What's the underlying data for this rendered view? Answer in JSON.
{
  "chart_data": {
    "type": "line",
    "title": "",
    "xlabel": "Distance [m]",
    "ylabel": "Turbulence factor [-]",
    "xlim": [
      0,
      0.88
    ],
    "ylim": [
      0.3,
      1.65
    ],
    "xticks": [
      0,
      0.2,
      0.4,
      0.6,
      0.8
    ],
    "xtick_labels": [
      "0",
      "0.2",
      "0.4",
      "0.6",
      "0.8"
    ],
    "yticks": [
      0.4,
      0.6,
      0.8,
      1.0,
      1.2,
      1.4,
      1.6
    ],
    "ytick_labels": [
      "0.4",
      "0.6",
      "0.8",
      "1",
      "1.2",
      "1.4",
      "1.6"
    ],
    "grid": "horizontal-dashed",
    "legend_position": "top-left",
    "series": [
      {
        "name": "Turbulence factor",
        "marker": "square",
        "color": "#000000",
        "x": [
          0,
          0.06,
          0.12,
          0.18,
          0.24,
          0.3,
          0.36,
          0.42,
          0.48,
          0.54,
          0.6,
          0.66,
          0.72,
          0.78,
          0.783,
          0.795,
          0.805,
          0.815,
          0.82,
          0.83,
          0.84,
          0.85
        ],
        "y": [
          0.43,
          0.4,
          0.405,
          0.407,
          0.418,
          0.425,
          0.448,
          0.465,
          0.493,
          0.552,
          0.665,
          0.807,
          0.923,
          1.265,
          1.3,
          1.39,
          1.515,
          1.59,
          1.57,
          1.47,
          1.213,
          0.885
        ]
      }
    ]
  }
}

------------------------------------------------------------------------

WHAT IS NEEDED:
Looking at the records above, say how many lines hold the string "Turbulence". Write nothing but the number.

SOLUTION TO THIS PROBLEM:
2